▶ [Dataset entries]:

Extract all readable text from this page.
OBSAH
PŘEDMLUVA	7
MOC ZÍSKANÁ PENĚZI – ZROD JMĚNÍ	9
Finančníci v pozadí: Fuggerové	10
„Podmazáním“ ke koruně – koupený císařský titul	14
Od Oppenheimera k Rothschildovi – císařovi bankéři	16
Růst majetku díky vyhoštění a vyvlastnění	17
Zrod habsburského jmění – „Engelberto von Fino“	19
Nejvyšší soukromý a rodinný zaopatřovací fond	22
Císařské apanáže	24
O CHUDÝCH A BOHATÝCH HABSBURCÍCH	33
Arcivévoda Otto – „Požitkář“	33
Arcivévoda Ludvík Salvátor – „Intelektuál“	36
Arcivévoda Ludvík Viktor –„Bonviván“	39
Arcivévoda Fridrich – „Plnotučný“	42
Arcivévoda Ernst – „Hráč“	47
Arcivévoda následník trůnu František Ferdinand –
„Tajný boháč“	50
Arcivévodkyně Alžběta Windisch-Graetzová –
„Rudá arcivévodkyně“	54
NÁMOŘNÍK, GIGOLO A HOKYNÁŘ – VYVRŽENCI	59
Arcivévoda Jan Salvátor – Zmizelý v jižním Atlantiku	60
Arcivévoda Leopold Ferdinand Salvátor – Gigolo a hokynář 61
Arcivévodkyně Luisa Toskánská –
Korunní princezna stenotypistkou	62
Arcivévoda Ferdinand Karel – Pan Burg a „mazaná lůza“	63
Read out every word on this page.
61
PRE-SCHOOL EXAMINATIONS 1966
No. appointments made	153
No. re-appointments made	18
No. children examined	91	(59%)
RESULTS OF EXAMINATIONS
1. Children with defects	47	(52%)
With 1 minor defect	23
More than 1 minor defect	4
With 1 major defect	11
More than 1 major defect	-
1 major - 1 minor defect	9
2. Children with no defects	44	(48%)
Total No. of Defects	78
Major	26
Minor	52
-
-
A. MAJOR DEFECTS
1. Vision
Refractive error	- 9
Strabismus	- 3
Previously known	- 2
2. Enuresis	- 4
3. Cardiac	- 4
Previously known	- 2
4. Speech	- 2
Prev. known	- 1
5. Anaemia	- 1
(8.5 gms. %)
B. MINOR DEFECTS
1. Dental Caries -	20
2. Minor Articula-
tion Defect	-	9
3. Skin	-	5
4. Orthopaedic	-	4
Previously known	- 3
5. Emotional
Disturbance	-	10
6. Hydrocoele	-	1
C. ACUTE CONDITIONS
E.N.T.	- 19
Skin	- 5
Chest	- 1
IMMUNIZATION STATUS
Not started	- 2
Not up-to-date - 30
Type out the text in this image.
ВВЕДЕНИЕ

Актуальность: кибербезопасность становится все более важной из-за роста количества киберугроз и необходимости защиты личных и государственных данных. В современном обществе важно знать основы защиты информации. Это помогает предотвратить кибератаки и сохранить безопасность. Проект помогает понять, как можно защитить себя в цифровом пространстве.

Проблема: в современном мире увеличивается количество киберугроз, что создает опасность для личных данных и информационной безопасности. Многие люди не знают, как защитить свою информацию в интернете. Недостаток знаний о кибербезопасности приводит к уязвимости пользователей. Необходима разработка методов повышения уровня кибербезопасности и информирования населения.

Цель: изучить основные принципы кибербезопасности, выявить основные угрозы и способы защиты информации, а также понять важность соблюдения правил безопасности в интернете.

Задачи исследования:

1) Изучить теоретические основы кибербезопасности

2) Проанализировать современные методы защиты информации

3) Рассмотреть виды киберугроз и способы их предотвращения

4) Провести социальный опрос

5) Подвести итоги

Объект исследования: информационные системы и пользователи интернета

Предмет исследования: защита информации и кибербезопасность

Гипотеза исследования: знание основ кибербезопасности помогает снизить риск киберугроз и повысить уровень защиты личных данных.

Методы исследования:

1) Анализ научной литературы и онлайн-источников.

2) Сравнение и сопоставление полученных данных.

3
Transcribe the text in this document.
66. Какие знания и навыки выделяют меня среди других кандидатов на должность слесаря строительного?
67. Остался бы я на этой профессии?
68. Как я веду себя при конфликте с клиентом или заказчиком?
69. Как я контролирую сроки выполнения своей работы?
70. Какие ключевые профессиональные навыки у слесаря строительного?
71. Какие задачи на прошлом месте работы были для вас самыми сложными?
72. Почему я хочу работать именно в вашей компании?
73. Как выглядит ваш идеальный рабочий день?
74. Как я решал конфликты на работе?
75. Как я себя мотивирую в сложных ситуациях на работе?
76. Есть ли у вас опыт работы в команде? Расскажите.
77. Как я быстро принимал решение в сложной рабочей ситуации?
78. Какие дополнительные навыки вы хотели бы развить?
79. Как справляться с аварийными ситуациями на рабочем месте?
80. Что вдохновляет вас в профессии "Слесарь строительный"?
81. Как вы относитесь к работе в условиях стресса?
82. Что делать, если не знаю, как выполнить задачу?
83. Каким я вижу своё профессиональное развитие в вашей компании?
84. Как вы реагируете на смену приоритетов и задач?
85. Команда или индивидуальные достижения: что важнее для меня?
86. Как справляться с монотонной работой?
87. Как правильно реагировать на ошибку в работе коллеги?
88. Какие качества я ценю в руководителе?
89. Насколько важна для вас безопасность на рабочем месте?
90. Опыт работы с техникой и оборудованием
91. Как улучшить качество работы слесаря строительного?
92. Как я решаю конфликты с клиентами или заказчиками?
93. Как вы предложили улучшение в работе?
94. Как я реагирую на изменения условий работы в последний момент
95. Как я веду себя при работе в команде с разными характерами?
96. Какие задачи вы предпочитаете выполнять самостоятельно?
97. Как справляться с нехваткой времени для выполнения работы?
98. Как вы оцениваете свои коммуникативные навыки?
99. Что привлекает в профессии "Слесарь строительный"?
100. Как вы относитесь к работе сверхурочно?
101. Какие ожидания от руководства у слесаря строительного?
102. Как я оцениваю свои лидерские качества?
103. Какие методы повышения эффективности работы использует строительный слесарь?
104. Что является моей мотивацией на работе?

▶ [Short task]: The word "конфликты" may turn up on some lines of these records; say how many, with no other words.

▶ [Solution to this task]: 2